Begin DATA PROVIDED

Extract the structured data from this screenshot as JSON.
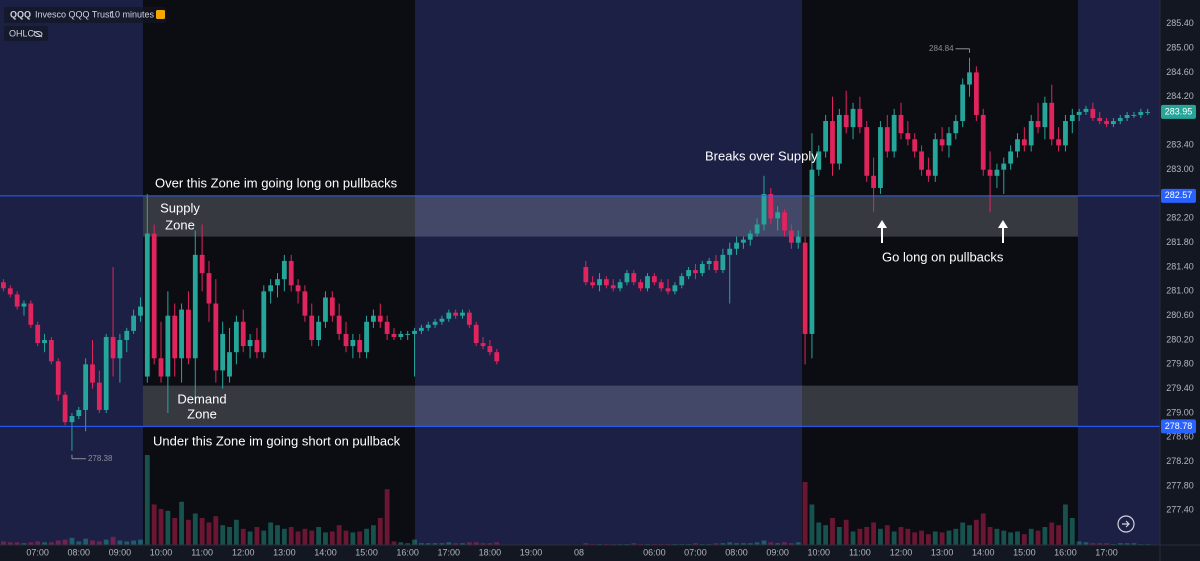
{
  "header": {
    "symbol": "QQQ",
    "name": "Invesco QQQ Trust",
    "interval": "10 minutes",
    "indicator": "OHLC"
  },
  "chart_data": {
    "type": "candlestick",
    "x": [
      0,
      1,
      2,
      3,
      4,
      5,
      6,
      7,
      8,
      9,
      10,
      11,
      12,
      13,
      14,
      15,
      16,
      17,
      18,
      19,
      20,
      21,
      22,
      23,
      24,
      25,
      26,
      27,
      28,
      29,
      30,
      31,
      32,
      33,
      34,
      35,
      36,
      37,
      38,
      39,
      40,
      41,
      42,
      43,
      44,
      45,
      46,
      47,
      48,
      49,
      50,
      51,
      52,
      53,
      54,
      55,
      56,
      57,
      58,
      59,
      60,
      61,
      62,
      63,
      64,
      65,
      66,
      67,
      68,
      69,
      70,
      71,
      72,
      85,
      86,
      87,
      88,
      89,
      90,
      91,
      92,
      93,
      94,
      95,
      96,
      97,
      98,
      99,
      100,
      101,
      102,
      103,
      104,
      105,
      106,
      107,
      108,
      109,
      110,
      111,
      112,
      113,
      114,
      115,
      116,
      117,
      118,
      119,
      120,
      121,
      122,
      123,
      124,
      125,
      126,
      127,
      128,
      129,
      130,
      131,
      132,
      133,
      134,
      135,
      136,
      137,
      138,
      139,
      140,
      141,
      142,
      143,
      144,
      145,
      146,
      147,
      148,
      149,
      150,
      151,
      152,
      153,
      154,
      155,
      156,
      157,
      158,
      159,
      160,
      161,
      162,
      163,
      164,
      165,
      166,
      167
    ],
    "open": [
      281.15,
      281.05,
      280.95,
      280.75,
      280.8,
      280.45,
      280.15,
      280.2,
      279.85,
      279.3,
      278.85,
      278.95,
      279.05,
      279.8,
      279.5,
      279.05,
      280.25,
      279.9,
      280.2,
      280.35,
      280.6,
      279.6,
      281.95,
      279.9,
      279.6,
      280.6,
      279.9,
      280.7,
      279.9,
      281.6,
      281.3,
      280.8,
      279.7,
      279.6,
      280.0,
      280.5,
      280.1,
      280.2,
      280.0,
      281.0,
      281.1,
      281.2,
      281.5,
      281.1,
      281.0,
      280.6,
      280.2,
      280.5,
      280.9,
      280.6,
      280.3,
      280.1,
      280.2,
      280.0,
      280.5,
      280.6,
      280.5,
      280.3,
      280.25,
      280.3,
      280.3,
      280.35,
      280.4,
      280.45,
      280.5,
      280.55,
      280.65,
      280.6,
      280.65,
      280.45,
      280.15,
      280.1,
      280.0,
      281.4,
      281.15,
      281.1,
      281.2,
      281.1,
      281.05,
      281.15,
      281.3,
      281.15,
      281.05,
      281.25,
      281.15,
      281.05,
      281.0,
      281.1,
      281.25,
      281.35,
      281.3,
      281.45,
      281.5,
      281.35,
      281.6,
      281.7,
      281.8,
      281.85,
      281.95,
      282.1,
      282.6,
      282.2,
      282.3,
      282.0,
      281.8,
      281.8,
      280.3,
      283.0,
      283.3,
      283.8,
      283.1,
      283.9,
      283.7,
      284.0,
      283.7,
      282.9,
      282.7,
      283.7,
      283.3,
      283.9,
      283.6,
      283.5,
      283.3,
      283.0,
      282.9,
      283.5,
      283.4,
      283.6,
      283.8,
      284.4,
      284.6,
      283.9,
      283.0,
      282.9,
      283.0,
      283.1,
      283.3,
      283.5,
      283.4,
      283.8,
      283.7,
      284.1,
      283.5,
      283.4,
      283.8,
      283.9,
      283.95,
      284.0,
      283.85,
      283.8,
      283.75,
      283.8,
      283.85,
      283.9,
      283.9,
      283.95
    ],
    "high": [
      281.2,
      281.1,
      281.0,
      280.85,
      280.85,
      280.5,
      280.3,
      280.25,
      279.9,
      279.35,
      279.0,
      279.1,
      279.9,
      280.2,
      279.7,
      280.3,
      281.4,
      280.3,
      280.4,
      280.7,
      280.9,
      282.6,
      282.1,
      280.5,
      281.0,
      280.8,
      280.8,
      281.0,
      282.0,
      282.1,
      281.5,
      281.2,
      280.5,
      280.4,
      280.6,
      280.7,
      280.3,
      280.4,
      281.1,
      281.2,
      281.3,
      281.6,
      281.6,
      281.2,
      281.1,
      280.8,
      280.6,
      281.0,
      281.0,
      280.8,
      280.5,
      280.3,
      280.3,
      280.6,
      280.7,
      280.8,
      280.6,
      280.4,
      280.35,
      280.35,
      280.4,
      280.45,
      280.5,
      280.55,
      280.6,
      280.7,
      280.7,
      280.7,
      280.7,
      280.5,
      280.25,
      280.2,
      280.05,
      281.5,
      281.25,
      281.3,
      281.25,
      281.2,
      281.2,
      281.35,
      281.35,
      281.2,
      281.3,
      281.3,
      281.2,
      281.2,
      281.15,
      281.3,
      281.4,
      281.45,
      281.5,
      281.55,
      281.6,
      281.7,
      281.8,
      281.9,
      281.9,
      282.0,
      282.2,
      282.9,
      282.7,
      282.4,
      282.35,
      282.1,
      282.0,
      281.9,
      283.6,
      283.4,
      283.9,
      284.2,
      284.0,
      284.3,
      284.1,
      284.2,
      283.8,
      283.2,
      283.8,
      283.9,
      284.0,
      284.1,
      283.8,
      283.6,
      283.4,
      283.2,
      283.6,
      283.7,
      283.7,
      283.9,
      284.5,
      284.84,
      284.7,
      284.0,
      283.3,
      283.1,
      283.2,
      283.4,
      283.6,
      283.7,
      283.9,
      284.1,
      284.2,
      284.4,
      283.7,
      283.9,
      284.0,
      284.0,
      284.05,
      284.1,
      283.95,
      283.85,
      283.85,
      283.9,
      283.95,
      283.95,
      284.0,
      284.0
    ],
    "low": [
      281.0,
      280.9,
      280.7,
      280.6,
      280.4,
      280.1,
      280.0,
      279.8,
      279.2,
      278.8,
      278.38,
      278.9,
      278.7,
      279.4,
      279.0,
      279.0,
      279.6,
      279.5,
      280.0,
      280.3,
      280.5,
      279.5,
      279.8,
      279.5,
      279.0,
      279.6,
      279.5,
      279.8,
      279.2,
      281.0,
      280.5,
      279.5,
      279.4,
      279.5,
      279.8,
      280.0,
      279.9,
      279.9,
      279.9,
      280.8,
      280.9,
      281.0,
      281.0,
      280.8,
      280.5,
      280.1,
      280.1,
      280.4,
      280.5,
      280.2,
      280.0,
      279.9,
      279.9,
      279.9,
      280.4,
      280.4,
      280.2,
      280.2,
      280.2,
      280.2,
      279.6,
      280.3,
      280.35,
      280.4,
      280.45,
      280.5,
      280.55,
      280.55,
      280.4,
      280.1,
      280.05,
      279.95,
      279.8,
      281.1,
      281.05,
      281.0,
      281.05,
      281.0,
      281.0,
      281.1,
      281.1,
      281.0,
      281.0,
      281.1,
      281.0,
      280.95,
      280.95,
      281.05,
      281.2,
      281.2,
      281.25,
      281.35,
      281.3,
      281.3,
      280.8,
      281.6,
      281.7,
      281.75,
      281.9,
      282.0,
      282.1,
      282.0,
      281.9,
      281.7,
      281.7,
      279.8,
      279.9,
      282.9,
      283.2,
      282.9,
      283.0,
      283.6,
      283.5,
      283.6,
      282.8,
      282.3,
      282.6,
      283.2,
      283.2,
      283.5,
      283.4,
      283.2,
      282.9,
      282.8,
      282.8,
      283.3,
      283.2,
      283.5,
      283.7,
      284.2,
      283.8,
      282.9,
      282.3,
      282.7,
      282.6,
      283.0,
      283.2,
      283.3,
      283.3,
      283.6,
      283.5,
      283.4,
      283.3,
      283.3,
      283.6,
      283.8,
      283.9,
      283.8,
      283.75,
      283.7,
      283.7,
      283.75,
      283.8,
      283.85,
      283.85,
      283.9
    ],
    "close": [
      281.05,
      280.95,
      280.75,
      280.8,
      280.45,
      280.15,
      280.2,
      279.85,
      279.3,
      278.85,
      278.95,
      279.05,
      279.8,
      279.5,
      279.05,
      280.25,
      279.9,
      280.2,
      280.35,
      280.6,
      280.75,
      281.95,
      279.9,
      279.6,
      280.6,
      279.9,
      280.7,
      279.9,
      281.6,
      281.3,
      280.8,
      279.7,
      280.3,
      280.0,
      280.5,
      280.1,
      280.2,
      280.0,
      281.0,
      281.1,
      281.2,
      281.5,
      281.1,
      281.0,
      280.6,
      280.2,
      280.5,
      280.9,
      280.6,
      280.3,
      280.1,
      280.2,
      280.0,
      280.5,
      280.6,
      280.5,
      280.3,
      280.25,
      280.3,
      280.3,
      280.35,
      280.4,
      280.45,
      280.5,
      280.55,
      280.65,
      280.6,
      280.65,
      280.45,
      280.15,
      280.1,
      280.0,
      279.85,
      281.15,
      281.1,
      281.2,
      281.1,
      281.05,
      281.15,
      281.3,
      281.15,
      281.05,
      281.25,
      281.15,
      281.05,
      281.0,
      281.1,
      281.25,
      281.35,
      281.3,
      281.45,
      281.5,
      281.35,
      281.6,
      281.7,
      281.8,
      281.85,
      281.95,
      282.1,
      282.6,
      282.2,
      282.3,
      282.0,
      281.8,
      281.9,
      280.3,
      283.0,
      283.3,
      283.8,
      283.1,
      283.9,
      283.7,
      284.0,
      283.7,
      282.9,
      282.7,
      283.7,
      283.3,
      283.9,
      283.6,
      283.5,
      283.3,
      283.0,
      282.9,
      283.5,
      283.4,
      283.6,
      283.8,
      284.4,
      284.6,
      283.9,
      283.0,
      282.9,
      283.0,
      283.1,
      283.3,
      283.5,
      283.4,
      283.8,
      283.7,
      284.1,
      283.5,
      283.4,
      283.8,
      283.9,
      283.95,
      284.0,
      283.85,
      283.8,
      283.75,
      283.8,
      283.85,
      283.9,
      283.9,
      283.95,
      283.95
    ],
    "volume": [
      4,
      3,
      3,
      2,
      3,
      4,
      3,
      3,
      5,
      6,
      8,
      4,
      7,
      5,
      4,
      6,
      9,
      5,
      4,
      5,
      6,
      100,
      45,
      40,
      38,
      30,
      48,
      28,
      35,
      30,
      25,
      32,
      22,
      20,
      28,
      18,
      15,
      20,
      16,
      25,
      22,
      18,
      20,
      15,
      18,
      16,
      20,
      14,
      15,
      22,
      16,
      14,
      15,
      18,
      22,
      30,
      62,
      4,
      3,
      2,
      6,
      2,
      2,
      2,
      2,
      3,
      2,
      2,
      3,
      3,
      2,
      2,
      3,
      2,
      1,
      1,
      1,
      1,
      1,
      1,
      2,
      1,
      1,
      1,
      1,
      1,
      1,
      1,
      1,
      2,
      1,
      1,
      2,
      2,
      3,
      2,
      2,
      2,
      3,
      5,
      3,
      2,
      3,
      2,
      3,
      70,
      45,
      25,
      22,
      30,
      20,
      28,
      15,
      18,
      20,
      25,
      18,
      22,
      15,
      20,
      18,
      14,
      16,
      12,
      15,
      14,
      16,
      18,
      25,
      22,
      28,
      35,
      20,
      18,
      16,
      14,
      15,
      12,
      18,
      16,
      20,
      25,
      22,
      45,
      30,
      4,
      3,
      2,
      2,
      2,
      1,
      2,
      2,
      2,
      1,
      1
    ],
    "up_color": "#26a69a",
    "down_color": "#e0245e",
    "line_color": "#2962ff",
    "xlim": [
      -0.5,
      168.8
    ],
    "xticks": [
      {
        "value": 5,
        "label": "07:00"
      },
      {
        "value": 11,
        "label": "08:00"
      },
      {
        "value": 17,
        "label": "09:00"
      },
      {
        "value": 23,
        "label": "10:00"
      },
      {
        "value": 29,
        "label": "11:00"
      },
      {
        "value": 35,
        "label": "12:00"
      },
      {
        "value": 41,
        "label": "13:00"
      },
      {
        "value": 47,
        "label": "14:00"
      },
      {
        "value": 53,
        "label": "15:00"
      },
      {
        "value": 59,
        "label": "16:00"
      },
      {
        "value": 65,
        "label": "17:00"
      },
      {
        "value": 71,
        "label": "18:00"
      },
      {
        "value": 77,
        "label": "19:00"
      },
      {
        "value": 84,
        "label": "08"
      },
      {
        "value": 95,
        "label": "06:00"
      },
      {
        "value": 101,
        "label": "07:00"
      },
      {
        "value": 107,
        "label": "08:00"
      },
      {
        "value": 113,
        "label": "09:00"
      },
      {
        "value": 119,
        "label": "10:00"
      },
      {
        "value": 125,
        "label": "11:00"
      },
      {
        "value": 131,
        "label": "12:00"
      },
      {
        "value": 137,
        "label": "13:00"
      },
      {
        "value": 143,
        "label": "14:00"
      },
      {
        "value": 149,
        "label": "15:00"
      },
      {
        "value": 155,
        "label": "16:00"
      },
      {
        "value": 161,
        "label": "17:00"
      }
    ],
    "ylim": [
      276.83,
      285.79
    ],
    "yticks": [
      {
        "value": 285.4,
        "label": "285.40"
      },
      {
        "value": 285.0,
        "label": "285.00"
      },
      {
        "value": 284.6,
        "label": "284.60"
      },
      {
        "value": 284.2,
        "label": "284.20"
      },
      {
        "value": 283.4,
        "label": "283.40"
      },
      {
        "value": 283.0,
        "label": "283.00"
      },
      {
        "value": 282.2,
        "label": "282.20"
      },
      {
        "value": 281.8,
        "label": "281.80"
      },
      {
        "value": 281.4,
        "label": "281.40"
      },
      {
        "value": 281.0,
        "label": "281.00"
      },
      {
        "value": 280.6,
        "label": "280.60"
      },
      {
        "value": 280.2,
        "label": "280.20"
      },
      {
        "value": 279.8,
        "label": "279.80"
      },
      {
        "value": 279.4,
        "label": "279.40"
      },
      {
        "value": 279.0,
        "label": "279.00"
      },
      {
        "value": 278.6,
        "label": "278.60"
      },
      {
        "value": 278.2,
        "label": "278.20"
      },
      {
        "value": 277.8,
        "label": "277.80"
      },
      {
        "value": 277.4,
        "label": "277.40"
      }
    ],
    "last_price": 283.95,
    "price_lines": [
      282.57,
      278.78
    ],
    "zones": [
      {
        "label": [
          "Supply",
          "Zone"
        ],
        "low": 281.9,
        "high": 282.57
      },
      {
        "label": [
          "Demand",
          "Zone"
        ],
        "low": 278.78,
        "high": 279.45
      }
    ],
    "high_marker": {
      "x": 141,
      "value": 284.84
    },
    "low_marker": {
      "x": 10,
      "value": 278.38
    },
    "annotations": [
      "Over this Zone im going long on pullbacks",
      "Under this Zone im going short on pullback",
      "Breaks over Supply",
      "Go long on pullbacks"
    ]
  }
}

End DATA PROVIDED

◆ **WHAT IS EXPECTED**
Locate the word "long" in the records above, and return each line that has it.

◆ **THE COMPLETED TASK**
      "Over this Zone im going long on pullbacks",
      "Go long on pullbacks"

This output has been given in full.